----- DATA SUPPLIED -----

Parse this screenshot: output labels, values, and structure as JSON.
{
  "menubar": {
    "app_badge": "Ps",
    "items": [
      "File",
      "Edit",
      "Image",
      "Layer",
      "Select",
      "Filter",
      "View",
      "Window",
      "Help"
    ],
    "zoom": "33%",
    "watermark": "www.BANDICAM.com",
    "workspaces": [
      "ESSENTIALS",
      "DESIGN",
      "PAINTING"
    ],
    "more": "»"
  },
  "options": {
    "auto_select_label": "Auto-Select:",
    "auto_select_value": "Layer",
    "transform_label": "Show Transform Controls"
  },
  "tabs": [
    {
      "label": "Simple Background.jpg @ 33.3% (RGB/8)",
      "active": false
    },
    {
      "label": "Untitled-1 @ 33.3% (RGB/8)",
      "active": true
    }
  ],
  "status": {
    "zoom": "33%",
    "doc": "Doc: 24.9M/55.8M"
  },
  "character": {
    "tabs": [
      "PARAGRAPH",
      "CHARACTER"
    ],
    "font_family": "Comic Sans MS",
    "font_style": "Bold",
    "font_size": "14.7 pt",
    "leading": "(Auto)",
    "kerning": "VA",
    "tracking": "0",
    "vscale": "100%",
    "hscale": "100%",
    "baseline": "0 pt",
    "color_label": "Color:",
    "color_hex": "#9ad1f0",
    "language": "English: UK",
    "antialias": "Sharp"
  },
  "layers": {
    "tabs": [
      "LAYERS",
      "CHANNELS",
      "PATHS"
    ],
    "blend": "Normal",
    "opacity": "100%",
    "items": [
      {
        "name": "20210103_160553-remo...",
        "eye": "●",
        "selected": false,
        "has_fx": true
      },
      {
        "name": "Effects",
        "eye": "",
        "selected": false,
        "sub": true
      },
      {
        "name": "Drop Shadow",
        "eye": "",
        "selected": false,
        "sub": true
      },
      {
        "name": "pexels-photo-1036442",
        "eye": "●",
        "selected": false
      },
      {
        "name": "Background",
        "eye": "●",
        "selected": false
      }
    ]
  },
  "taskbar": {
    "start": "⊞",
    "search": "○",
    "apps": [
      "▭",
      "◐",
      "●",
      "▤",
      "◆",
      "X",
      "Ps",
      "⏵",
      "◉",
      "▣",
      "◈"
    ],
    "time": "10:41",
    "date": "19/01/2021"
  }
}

-----
----- DATA SUPPLIED -----

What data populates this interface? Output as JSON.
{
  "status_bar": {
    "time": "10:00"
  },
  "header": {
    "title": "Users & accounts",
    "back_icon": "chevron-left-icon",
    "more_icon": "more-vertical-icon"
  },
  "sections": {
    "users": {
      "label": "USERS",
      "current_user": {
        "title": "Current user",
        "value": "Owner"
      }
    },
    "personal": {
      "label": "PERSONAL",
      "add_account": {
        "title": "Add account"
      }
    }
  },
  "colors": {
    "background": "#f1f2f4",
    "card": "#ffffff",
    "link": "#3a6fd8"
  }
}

-----
----- DATA SUPPLIED -----

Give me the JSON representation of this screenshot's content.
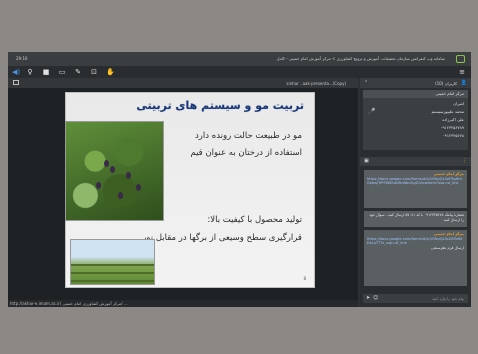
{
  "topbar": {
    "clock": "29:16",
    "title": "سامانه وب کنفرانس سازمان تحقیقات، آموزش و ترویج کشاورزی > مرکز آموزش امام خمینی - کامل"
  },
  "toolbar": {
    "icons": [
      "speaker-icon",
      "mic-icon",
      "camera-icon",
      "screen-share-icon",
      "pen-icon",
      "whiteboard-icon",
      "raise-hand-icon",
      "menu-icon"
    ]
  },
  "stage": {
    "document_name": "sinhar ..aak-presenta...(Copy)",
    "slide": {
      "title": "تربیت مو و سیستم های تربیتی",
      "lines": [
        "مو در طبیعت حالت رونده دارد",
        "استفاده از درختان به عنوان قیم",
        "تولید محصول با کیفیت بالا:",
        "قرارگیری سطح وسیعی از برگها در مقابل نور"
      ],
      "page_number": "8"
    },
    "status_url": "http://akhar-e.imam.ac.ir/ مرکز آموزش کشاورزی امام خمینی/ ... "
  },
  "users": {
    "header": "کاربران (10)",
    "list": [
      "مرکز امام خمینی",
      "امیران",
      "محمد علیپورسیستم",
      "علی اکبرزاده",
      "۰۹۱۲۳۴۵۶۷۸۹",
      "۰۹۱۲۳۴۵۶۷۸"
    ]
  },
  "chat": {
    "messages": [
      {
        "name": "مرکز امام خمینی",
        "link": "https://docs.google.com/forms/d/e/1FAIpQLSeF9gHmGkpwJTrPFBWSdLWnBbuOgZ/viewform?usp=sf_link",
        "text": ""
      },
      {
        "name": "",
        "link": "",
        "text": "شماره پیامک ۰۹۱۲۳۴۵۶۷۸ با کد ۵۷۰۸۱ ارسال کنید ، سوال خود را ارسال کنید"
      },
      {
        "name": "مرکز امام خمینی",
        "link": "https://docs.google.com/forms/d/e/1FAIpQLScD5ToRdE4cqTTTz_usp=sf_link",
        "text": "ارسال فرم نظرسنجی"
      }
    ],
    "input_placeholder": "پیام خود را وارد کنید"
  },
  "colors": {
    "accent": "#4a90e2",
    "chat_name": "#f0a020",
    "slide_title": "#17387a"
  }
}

-----

Identify the lines of the data that contain the word "کنید". Copy each of them.

        "text": "شماره پیامک ۰۹۱۲۳۴۵۶۷۸ با کد ۵۷۰۸۱ ارسال کنید ، سوال خود را ارسال کنید"
    "input_placeholder": "پیام خود را وارد کنید"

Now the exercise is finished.